Task instructions:
Nothing should be left out: output all of the entries exactly.

Entries shown:
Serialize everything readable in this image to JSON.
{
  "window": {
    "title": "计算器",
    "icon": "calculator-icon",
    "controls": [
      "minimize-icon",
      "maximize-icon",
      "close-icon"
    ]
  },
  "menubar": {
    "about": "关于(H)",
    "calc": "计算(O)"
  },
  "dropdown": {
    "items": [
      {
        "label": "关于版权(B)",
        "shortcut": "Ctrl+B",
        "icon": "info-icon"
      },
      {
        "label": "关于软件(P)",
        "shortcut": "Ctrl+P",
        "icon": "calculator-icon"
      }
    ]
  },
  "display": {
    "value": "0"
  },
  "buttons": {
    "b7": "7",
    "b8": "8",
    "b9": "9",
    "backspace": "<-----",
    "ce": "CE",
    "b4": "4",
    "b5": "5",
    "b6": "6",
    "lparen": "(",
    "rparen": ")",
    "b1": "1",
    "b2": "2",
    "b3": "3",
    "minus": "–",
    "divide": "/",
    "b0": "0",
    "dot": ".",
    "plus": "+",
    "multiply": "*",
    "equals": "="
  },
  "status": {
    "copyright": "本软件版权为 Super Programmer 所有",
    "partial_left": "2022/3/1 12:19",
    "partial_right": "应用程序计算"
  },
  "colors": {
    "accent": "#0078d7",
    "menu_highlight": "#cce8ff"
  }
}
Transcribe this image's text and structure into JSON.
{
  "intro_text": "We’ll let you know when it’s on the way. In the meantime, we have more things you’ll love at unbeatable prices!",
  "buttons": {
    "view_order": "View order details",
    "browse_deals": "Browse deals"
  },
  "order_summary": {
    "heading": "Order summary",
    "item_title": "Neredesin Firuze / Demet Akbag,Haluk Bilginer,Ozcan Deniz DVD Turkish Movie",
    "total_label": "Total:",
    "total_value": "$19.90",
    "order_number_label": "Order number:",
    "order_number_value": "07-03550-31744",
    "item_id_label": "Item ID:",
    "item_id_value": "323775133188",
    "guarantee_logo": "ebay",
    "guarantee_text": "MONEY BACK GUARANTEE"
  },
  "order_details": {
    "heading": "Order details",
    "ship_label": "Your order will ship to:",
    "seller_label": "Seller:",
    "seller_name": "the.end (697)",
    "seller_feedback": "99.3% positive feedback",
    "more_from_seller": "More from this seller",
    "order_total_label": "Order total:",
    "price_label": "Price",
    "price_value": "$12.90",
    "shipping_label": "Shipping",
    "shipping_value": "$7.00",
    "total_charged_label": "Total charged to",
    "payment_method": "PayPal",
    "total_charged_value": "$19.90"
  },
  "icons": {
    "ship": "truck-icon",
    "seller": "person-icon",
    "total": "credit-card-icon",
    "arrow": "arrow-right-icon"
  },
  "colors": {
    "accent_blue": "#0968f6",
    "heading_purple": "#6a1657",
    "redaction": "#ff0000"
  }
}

Solution:
Serialize everything readable in this image to JSON.
{
  "window": {
    "title": "计算器",
    "icon": "calculator-icon",
    "controls": [
      "minimize-icon",
      "maximize-icon",
      "close-icon"
    ]
  },
  "menubar": {
    "about": "关于(H)",
    "calc": "计算(O)"
  },
  "dropdown": {
    "items": [
      {
        "label": "关于版权(B)",
        "shortcut": "Ctrl+B",
        "icon": "info-icon"
      },
      {
        "label": "关于软件(P)",
        "shortcut": "Ctrl+P",
        "icon": "calculator-icon"
      }
    ]
  },
  "display": {
    "value": "0"
  },
  "buttons": {
    "b7": "7",
    "b8": "8",
    "b9": "9",
    "backspace": "<-----",
    "ce": "CE",
    "b4": "4",
    "b5": "5",
    "b6": "6",
    "lparen": "(",
    "rparen": ")",
    "b1": "1",
    "b2": "2",
    "b3": "3",
    "minus": "–",
    "divide": "/",
    "b0": "0",
    "dot": ".",
    "plus": "+",
    "multiply": "*",
    "equals": "="
  },
  "status": {
    "copyright": "本软件版权为 Super Programmer 所有",
    "partial_left": "2022/3/1 12:19",
    "partial_right": "应用程序计算"
  },
  "colors": {
    "accent": "#0078d7",
    "menu_highlight": "#cce8ff"
  }
}
Transcribe this image's text and structure into JSON.
{
  "intro_text": "We’ll let you know when it’s on the way. In the meantime, we have more things you’ll love at unbeatable prices!",
  "buttons": {
    "view_order": "View order details",
    "browse_deals": "Browse deals"
  },
  "order_summary": {
    "heading": "Order summary",
    "item_title": "Neredesin Firuze / Demet Akbag,Haluk Bilginer,Ozcan Deniz DVD Turkish Movie",
    "total_label": "Total:",
    "total_value": "$19.90",
    "order_number_label": "Order number:",
    "order_number_value": "07-03550-31744",
    "item_id_label": "Item ID:",
    "item_id_value": "323775133188",
    "guarantee_logo": "ebay",
    "guarantee_text": "MONEY BACK GUARANTEE"
  },
  "order_details": {
    "heading": "Order details",
    "ship_label": "Your order will ship to:",
    "seller_label": "Seller:",
    "seller_name": "the.end (697)",
    "seller_feedback": "99.3% positive feedback",
    "more_from_seller": "More from this seller",
    "order_total_label": "Order total:",
    "price_label": "Price",
    "price_value": "$12.90",
    "shipping_label": "Shipping",
    "shipping_value": "$7.00",
    "total_charged_label": "Total charged to",
    "payment_method": "PayPal",
    "total_charged_value": "$19.90"
  },
  "icons": {
    "ship": "truck-icon",
    "seller": "person-icon",
    "total": "credit-card-icon",
    "arrow": "arrow-right-icon"
  },
  "colors": {
    "accent_blue": "#0968f6",
    "heading_purple": "#6a1657",
    "redaction": "#ff0000"
  }
}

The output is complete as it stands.